[WRITTEN REQUEST] Repeat the whole listing exactly as written.

[DATA FOR THIS EXERCISE]
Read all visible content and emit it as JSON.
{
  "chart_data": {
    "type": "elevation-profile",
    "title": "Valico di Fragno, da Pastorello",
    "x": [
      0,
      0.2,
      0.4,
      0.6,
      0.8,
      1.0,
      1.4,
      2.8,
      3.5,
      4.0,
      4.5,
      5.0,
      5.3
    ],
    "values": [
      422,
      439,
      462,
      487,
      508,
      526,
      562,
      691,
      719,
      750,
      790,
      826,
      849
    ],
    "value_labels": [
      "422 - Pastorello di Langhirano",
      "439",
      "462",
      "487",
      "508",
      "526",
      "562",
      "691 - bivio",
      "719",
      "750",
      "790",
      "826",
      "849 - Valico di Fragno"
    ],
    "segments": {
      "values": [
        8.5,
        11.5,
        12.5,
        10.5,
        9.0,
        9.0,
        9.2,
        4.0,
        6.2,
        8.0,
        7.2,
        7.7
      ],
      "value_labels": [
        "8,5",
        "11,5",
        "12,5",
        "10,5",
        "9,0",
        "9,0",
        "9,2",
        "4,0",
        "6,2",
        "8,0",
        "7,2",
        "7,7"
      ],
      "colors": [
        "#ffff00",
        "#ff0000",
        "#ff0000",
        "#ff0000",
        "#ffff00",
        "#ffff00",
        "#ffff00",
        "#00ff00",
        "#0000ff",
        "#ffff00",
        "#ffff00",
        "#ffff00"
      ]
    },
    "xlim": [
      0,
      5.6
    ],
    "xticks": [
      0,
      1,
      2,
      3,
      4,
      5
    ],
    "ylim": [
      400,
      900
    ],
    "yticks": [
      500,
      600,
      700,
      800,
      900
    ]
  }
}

[TASK OUTPUT]
Read all visible content and emit it as JSON.
{
  "chart_data": {
    "type": "elevation-profile",
    "title": "Valico di Fragno, da Pastorello",
    "x": [
      0,
      0.2,
      0.4,
      0.6,
      0.8,
      1.0,
      1.4,
      2.8,
      3.5,
      4.0,
      4.5,
      5.0,
      5.3
    ],
    "values": [
      422,
      439,
      462,
      487,
      508,
      526,
      562,
      691,
      719,
      750,
      790,
      826,
      849
    ],
    "value_labels": [
      "422 - Pastorello di Langhirano",
      "439",
      "462",
      "487",
      "508",
      "526",
      "562",
      "691 - bivio",
      "719",
      "750",
      "790",
      "826",
      "849 - Valico di Fragno"
    ],
    "segments": {
      "values": [
        8.5,
        11.5,
        12.5,
        10.5,
        9.0,
        9.0,
        9.2,
        4.0,
        6.2,
        8.0,
        7.2,
        7.7
      ],
      "value_labels": [
        "8,5",
        "11,5",
        "12,5",
        "10,5",
        "9,0",
        "9,0",
        "9,2",
        "4,0",
        "6,2",
        "8,0",
        "7,2",
        "7,7"
      ],
      "colors": [
        "#ffff00",
        "#ff0000",
        "#ff0000",
        "#ff0000",
        "#ffff00",
        "#ffff00",
        "#ffff00",
        "#00ff00",
        "#0000ff",
        "#ffff00",
        "#ffff00",
        "#ffff00"
      ]
    },
    "xlim": [
      0,
      5.6
    ],
    "xticks": [
      0,
      1,
      2,
      3,
      4,
      5
    ],
    "ylim": [
      400,
      900
    ],
    "yticks": [
      500,
      600,
      700,
      800,
      900
    ]
  }
}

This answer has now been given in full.